• The task:
Write out the data below exactly as given, without any of its pictures.

• Information shown:
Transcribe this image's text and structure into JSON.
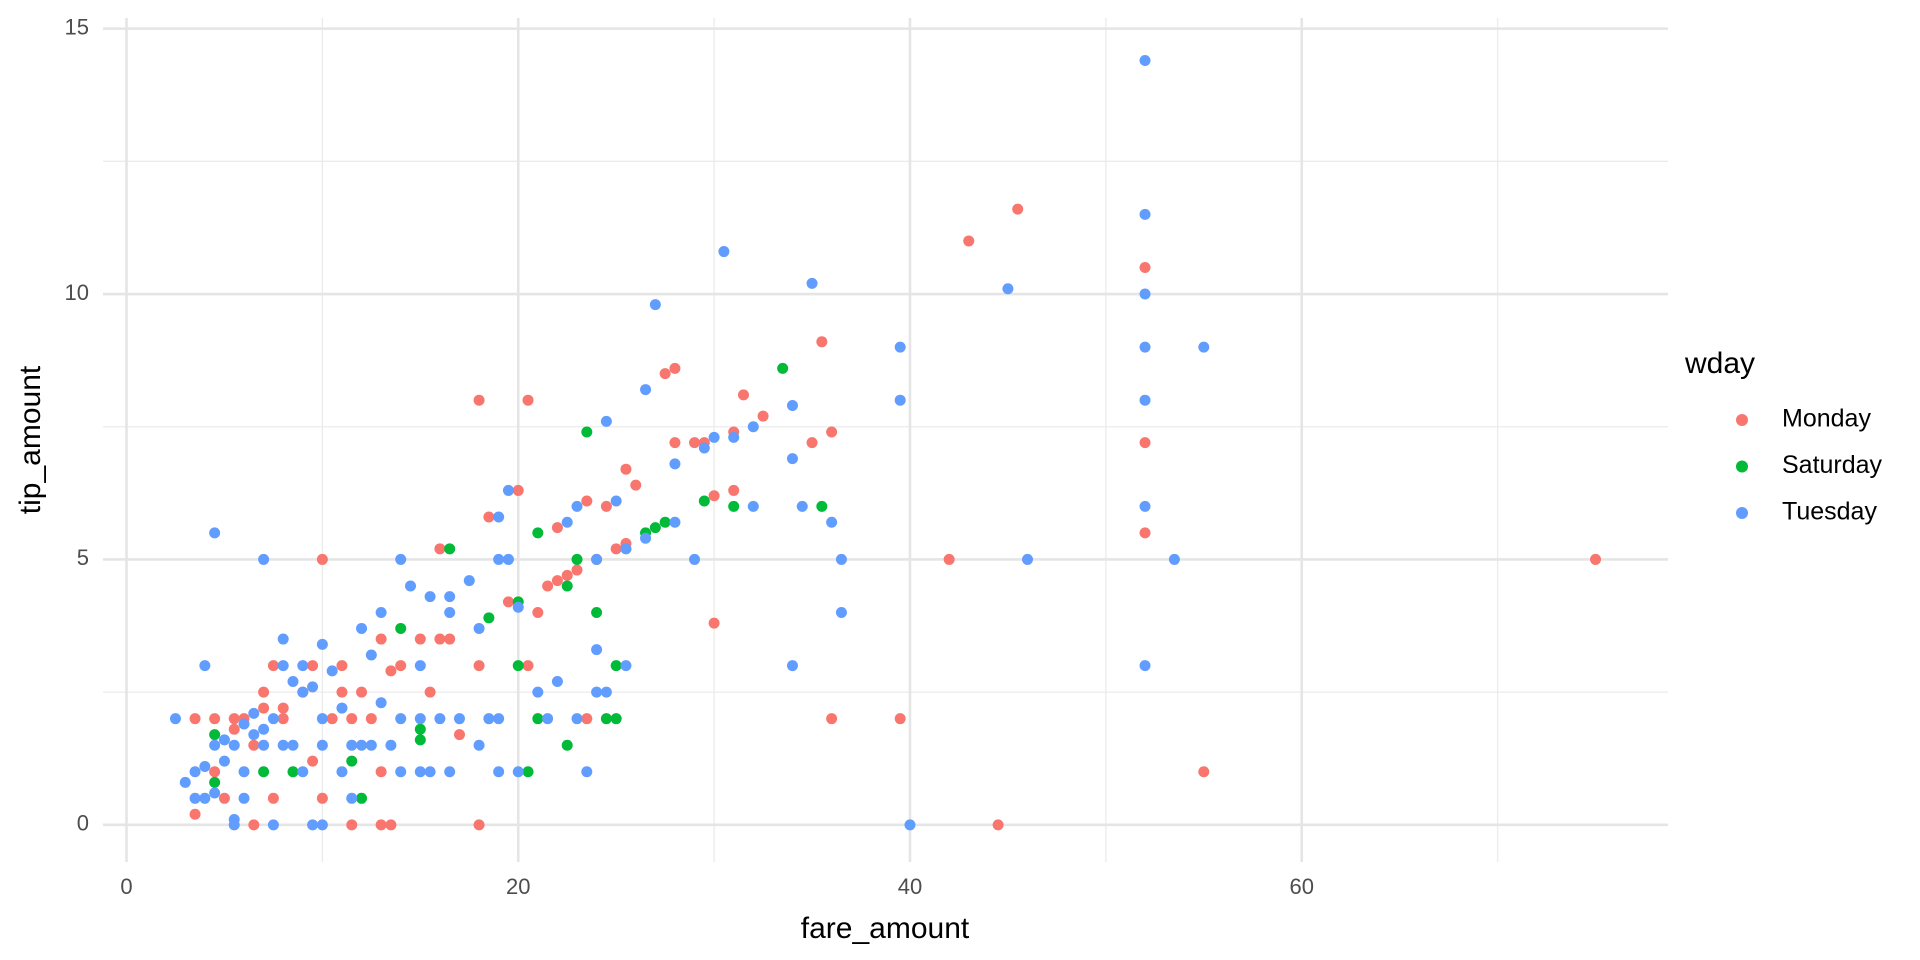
{
  "chart_data": {
    "type": "scatter",
    "xlabel": "fare_amount",
    "ylabel": "tip_amount",
    "legend_title": "wday",
    "xlim": [
      -1.2,
      78.7
    ],
    "ylim": [
      -0.7,
      15.2
    ],
    "xticks": [
      0,
      20,
      40,
      60
    ],
    "yticks": [
      0,
      5,
      10,
      15
    ],
    "grid": true,
    "legend": "right",
    "series": [
      {
        "name": "Monday",
        "color": "#F8766D",
        "x": [
          3.5,
          3.5,
          4.5,
          4.5,
          5,
          5.5,
          5.5,
          6,
          6.5,
          6.5,
          7,
          7,
          7.5,
          7.5,
          8,
          8,
          9,
          9.5,
          9.5,
          10,
          10,
          10.5,
          11,
          11,
          11.5,
          11.5,
          12,
          12.5,
          13,
          13,
          13,
          13.5,
          13.5,
          14,
          15,
          15.5,
          16,
          16,
          16.5,
          17,
          18,
          18,
          18,
          18.5,
          19.5,
          20,
          20.5,
          20.5,
          21,
          21.5,
          22,
          22,
          22.5,
          23,
          23.5,
          23.5,
          24,
          24.5,
          25,
          25.5,
          25.5,
          26,
          27.5,
          28,
          28,
          29,
          29.5,
          30,
          30,
          31,
          31,
          31.5,
          32.5,
          35,
          35.5,
          36,
          36,
          39.5,
          42,
          43,
          44.5,
          45.5,
          52,
          52,
          52,
          55,
          75
        ],
        "values": [
          2,
          0.2,
          1,
          2,
          0.5,
          1.8,
          2,
          2,
          1.5,
          0,
          2.5,
          2.2,
          3,
          0.5,
          2,
          2.2,
          2.5,
          1.2,
          3,
          5,
          0.5,
          2,
          2.5,
          3,
          2,
          0,
          2.5,
          2,
          3.5,
          1,
          0,
          0,
          2.9,
          3,
          3.5,
          2.5,
          5.2,
          3.5,
          3.5,
          1.7,
          8,
          3,
          0,
          5.8,
          4.2,
          6.3,
          8,
          3,
          4,
          4.5,
          5.6,
          4.6,
          4.7,
          4.8,
          6.1,
          2,
          5,
          6,
          5.2,
          5.3,
          6.7,
          6.4,
          8.5,
          8.6,
          7.2,
          7.2,
          7.2,
          6.2,
          3.8,
          6.3,
          7.4,
          8.1,
          7.7,
          7.2,
          9.1,
          7.4,
          2,
          2,
          5,
          11,
          0,
          11.6,
          10.5,
          7.2,
          5.5,
          1,
          5
        ]
      },
      {
        "name": "Saturday",
        "color": "#00BA38",
        "x": [
          4.5,
          4.5,
          7,
          8.5,
          11.5,
          12,
          14,
          15,
          15,
          16.5,
          18.5,
          20,
          20,
          20.5,
          21,
          21,
          22.5,
          22.5,
          23,
          23.5,
          24,
          24.5,
          25,
          25,
          26.5,
          27,
          27.5,
          29.5,
          31,
          33.5,
          35.5
        ],
        "values": [
          1.7,
          0.8,
          1,
          1,
          1.2,
          0.5,
          3.7,
          1.8,
          1.6,
          5.2,
          3.9,
          4.2,
          3,
          1,
          5.5,
          2,
          4.5,
          1.5,
          5,
          7.4,
          4,
          2,
          2,
          3,
          5.5,
          5.6,
          5.7,
          6.1,
          6,
          8.6,
          6
        ]
      },
      {
        "name": "Tuesday",
        "color": "#619CFF",
        "x": [
          2.5,
          3,
          3.5,
          3.5,
          4,
          4,
          4,
          4.5,
          4.5,
          4.5,
          5,
          5,
          5.5,
          5.5,
          5.5,
          6,
          6,
          6,
          6.5,
          6.5,
          7,
          7,
          7,
          7.5,
          7.5,
          8,
          8,
          8,
          8.5,
          8.5,
          9,
          9,
          9,
          9.5,
          9.5,
          10,
          10,
          10,
          10,
          10.5,
          11,
          11,
          11.5,
          11.5,
          12,
          12,
          12.5,
          12.5,
          13,
          13,
          13.5,
          14,
          14,
          14,
          14.5,
          15,
          15,
          15,
          15.5,
          15.5,
          16,
          16.5,
          16.5,
          16.5,
          17,
          17.5,
          18,
          18,
          18.5,
          19,
          19,
          19,
          19,
          19.5,
          19.5,
          20,
          20,
          21,
          21.5,
          22,
          22.5,
          23,
          23,
          23.5,
          24,
          24,
          24,
          24.5,
          24.5,
          25,
          25.5,
          25.5,
          26.5,
          26.5,
          27,
          28,
          28,
          29,
          29.5,
          30,
          30.5,
          31,
          32,
          32,
          34,
          34,
          34,
          34.5,
          35,
          36,
          36.5,
          36.5,
          39.5,
          39.5,
          40,
          45,
          46,
          52,
          52,
          52,
          52,
          52,
          52,
          52,
          53.5,
          55
        ],
        "values": [
          2,
          0.8,
          1,
          0.5,
          3,
          1.1,
          0.5,
          5.5,
          1.5,
          0.6,
          1.2,
          1.6,
          0.1,
          0,
          1.5,
          0.5,
          1.9,
          1,
          1.7,
          2.1,
          5,
          1.5,
          1.8,
          0,
          2,
          3.5,
          1.5,
          3,
          2.7,
          1.5,
          3,
          2.5,
          1,
          0,
          2.6,
          3.4,
          2,
          0,
          1.5,
          2.9,
          2.2,
          1,
          1.5,
          0.5,
          1.5,
          3.7,
          3.2,
          1.5,
          2.3,
          4,
          1.5,
          5,
          2,
          1,
          4.5,
          3,
          1,
          2,
          4.3,
          1,
          2,
          4,
          4.3,
          1,
          2,
          4.6,
          3.7,
          1.5,
          2,
          5.8,
          5,
          2,
          1,
          6.3,
          5,
          4.1,
          1,
          2.5,
          2,
          2.7,
          5.7,
          6,
          2,
          1,
          5,
          3.3,
          2.5,
          7.6,
          2.5,
          6.1,
          5.2,
          3,
          5.4,
          8.2,
          9.8,
          5.7,
          6.8,
          5,
          7.1,
          7.3,
          10.8,
          7.3,
          7.5,
          6,
          7.9,
          6.9,
          3,
          6,
          10.2,
          5.7,
          5,
          4,
          9,
          8,
          0,
          10.1,
          5,
          14.4,
          11.5,
          10,
          9,
          8,
          6,
          3,
          5,
          9
        ]
      }
    ]
  }
}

• Right answer:
Transcribe this image's text and structure into JSON.
{
  "chart_data": {
    "type": "scatter",
    "xlabel": "fare_amount",
    "ylabel": "tip_amount",
    "legend_title": "wday",
    "xlim": [
      -1.2,
      78.7
    ],
    "ylim": [
      -0.7,
      15.2
    ],
    "xticks": [
      0,
      20,
      40,
      60
    ],
    "yticks": [
      0,
      5,
      10,
      15
    ],
    "grid": true,
    "legend": "right",
    "series": [
      {
        "name": "Monday",
        "color": "#F8766D",
        "x": [
          3.5,
          3.5,
          4.5,
          4.5,
          5,
          5.5,
          5.5,
          6,
          6.5,
          6.5,
          7,
          7,
          7.5,
          7.5,
          8,
          8,
          9,
          9.5,
          9.5,
          10,
          10,
          10.5,
          11,
          11,
          11.5,
          11.5,
          12,
          12.5,
          13,
          13,
          13,
          13.5,
          13.5,
          14,
          15,
          15.5,
          16,
          16,
          16.5,
          17,
          18,
          18,
          18,
          18.5,
          19.5,
          20,
          20.5,
          20.5,
          21,
          21.5,
          22,
          22,
          22.5,
          23,
          23.5,
          23.5,
          24,
          24.5,
          25,
          25.5,
          25.5,
          26,
          27.5,
          28,
          28,
          29,
          29.5,
          30,
          30,
          31,
          31,
          31.5,
          32.5,
          35,
          35.5,
          36,
          36,
          39.5,
          42,
          43,
          44.5,
          45.5,
          52,
          52,
          52,
          55,
          75
        ],
        "values": [
          2,
          0.2,
          1,
          2,
          0.5,
          1.8,
          2,
          2,
          1.5,
          0,
          2.5,
          2.2,
          3,
          0.5,
          2,
          2.2,
          2.5,
          1.2,
          3,
          5,
          0.5,
          2,
          2.5,
          3,
          2,
          0,
          2.5,
          2,
          3.5,
          1,
          0,
          0,
          2.9,
          3,
          3.5,
          2.5,
          5.2,
          3.5,
          3.5,
          1.7,
          8,
          3,
          0,
          5.8,
          4.2,
          6.3,
          8,
          3,
          4,
          4.5,
          5.6,
          4.6,
          4.7,
          4.8,
          6.1,
          2,
          5,
          6,
          5.2,
          5.3,
          6.7,
          6.4,
          8.5,
          8.6,
          7.2,
          7.2,
          7.2,
          6.2,
          3.8,
          6.3,
          7.4,
          8.1,
          7.7,
          7.2,
          9.1,
          7.4,
          2,
          2,
          5,
          11,
          0,
          11.6,
          10.5,
          7.2,
          5.5,
          1,
          5
        ]
      },
      {
        "name": "Saturday",
        "color": "#00BA38",
        "x": [
          4.5,
          4.5,
          7,
          8.5,
          11.5,
          12,
          14,
          15,
          15,
          16.5,
          18.5,
          20,
          20,
          20.5,
          21,
          21,
          22.5,
          22.5,
          23,
          23.5,
          24,
          24.5,
          25,
          25,
          26.5,
          27,
          27.5,
          29.5,
          31,
          33.5,
          35.5
        ],
        "values": [
          1.7,
          0.8,
          1,
          1,
          1.2,
          0.5,
          3.7,
          1.8,
          1.6,
          5.2,
          3.9,
          4.2,
          3,
          1,
          5.5,
          2,
          4.5,
          1.5,
          5,
          7.4,
          4,
          2,
          2,
          3,
          5.5,
          5.6,
          5.7,
          6.1,
          6,
          8.6,
          6
        ]
      },
      {
        "name": "Tuesday",
        "color": "#619CFF",
        "x": [
          2.5,
          3,
          3.5,
          3.5,
          4,
          4,
          4,
          4.5,
          4.5,
          4.5,
          5,
          5,
          5.5,
          5.5,
          5.5,
          6,
          6,
          6,
          6.5,
          6.5,
          7,
          7,
          7,
          7.5,
          7.5,
          8,
          8,
          8,
          8.5,
          8.5,
          9,
          9,
          9,
          9.5,
          9.5,
          10,
          10,
          10,
          10,
          10.5,
          11,
          11,
          11.5,
          11.5,
          12,
          12,
          12.5,
          12.5,
          13,
          13,
          13.5,
          14,
          14,
          14,
          14.5,
          15,
          15,
          15,
          15.5,
          15.5,
          16,
          16.5,
          16.5,
          16.5,
          17,
          17.5,
          18,
          18,
          18.5,
          19,
          19,
          19,
          19,
          19.5,
          19.5,
          20,
          20,
          21,
          21.5,
          22,
          22.5,
          23,
          23,
          23.5,
          24,
          24,
          24,
          24.5,
          24.5,
          25,
          25.5,
          25.5,
          26.5,
          26.5,
          27,
          28,
          28,
          29,
          29.5,
          30,
          30.5,
          31,
          32,
          32,
          34,
          34,
          34,
          34.5,
          35,
          36,
          36.5,
          36.5,
          39.5,
          39.5,
          40,
          45,
          46,
          52,
          52,
          52,
          52,
          52,
          52,
          52,
          53.5,
          55
        ],
        "values": [
          2,
          0.8,
          1,
          0.5,
          3,
          1.1,
          0.5,
          5.5,
          1.5,
          0.6,
          1.2,
          1.6,
          0.1,
          0,
          1.5,
          0.5,
          1.9,
          1,
          1.7,
          2.1,
          5,
          1.5,
          1.8,
          0,
          2,
          3.5,
          1.5,
          3,
          2.7,
          1.5,
          3,
          2.5,
          1,
          0,
          2.6,
          3.4,
          2,
          0,
          1.5,
          2.9,
          2.2,
          1,
          1.5,
          0.5,
          1.5,
          3.7,
          3.2,
          1.5,
          2.3,
          4,
          1.5,
          5,
          2,
          1,
          4.5,
          3,
          1,
          2,
          4.3,
          1,
          2,
          4,
          4.3,
          1,
          2,
          4.6,
          3.7,
          1.5,
          2,
          5.8,
          5,
          2,
          1,
          6.3,
          5,
          4.1,
          1,
          2.5,
          2,
          2.7,
          5.7,
          6,
          2,
          1,
          5,
          3.3,
          2.5,
          7.6,
          2.5,
          6.1,
          5.2,
          3,
          5.4,
          8.2,
          9.8,
          5.7,
          6.8,
          5,
          7.1,
          7.3,
          10.8,
          7.3,
          7.5,
          6,
          7.9,
          6.9,
          3,
          6,
          10.2,
          5.7,
          5,
          4,
          9,
          8,
          0,
          10.1,
          5,
          14.4,
          11.5,
          10,
          9,
          8,
          6,
          3,
          5,
          9
        ]
      }
    ]
  }
}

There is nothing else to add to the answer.